Task goal
Look through the material and copy each line holding "Чапаева".

Input records

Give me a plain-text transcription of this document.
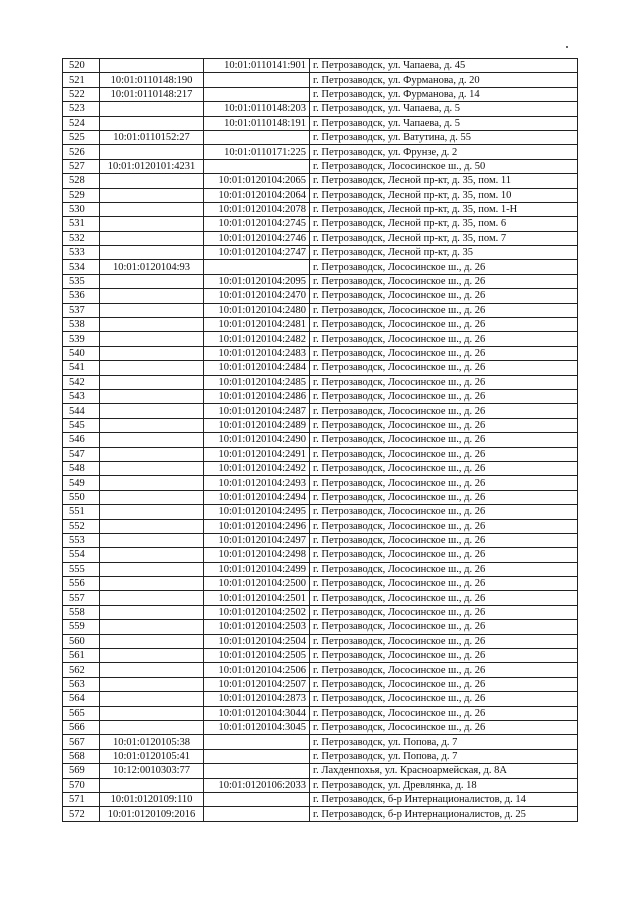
520		10:01:0110141:901	г. Петрозаводск, ул. Чапаева, д. 45
521	10:01:0110148:190		г. Петрозаводск, ул. Фурманова, д. 20
522	10:01:0110148:217		г. Петрозаводск, ул. Фурманова, д. 14
523		10:01:0110148:203	г. Петрозаводск, ул. Чапаева, д. 5
524		10:01:0110148:191	г. Петрозаводск, ул. Чапаева, д. 5
525	10:01:0110152:27		г. Петрозаводск, ул. Ватутина, д. 55
526		10:01:0110171:225	г. Петрозаводск, ул. Фрунзе, д. 2
527	10:01:0120101:4231		г. Петрозаводск, Лососинское ш., д. 50
528		10:01:0120104:2065	г. Петрозаводск, Лесной пр-кт, д. 35, пом. 11
529		10:01:0120104:2064	г. Петрозаводск, Лесной пр-кт, д. 35, пом. 10
530		10:01:0120104:2078	г. Петрозаводск, Лесной пр-кт, д. 35, пом. 1-Н
531		10:01:0120104:2745	г. Петрозаводск, Лесной пр-кт, д. 35, пом. 6
532		10:01:0120104:2746	г. Петрозаводск, Лесной пр-кт, д. 35, пом. 7
533		10:01:0120104:2747	г. Петрозаводск, Лесной пр-кт, д. 35
534	10:01:0120104:93		г. Петрозаводск, Лососинское ш., д. 26
535		10:01:0120104:2095	г. Петрозаводск, Лососинское ш., д. 26
536		10:01:0120104:2470	г. Петрозаводск, Лососинское ш., д. 26
537		10:01:0120104:2480	г. Петрозаводск, Лососинское ш., д. 26
538		10:01:0120104:2481	г. Петрозаводск, Лососинское ш., д. 26
539		10:01:0120104:2482	г. Петрозаводск, Лососинское ш., д. 26
540		10:01:0120104:2483	г. Петрозаводск, Лососинское ш., д. 26
541		10:01:0120104:2484	г. Петрозаводск, Лососинское ш., д. 26
542		10:01:0120104:2485	г. Петрозаводск, Лососинское ш., д. 26
543		10:01:0120104:2486	г. Петрозаводск, Лососинское ш., д. 26
544		10:01:0120104:2487	г. Петрозаводск, Лососинское ш., д. 26
545		10:01:0120104:2489	г. Петрозаводск, Лососинское ш., д. 26
546		10:01:0120104:2490	г. Петрозаводск, Лососинское ш., д. 26
547		10:01:0120104:2491	г. Петрозаводск, Лососинское ш., д. 26
548		10:01:0120104:2492	г. Петрозаводск, Лососинское ш., д. 26
549		10:01:0120104:2493	г. Петрозаводск, Лососинское ш., д. 26
550		10:01:0120104:2494	г. Петрозаводск, Лососинское ш., д. 26
551		10:01:0120104:2495	г. Петрозаводск, Лососинское ш., д. 26
552		10:01:0120104:2496	г. Петрозаводск, Лососинское ш., д. 26
553		10:01:0120104:2497	г. Петрозаводск, Лососинское ш., д. 26
554		10:01:0120104:2498	г. Петрозаводск, Лососинское ш., д. 26
555		10:01:0120104:2499	г. Петрозаводск, Лососинское ш., д. 26
556		10:01:0120104:2500	г. Петрозаводск, Лососинское ш., д. 26
557		10:01:0120104:2501	г. Петрозаводск, Лососинское ш., д. 26
558		10:01:0120104:2502	г. Петрозаводск, Лососинское ш., д. 26
559		10:01:0120104:2503	г. Петрозаводск, Лососинское ш., д. 26
560		10:01:0120104:2504	г. Петрозаводск, Лососинское ш., д. 26
561		10:01:0120104:2505	г. Петрозаводск, Лососинское ш., д. 26
562		10:01:0120104:2506	г. Петрозаводск, Лососинское ш., д. 26
563		10:01:0120104:2507	г. Петрозаводск, Лососинское ш., д. 26
564		10:01:0120104:2873	г. Петрозаводск, Лососинское ш., д. 26
565		10:01:0120104:3044	г. Петрозаводск, Лососинское ш., д. 26
566		10:01:0120104:3045	г. Петрозаводск, Лососинское ш., д. 26
567	10:01:0120105:38		г. Петрозаводск, ул. Попова, д. 7
568	10:01:0120105:41		г. Петрозаводск, ул. Попова, д. 7
569	10:12:0010303:77		г. Лахденпохья, ул. Красноармейская, д. 8А
570		10:01:0120106:2033	г. Петрозаводск, ул. Древлянка, д. 18
571	10:01:0120109:110		г. Петрозаводск, б-р Интернационалистов, д. 14
572	10:01:0120109:2016		г. Петрозаводск, б-р Интернационалистов, д. 25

Complete response
520		10:01:0110141:901	г. Петрозаводск, ул. Чапаева, д. 45
523		10:01:0110148:203	г. Петрозаводск, ул. Чапаева, д. 5
524		10:01:0110148:191	г. Петрозаводск, ул. Чапаева, д. 5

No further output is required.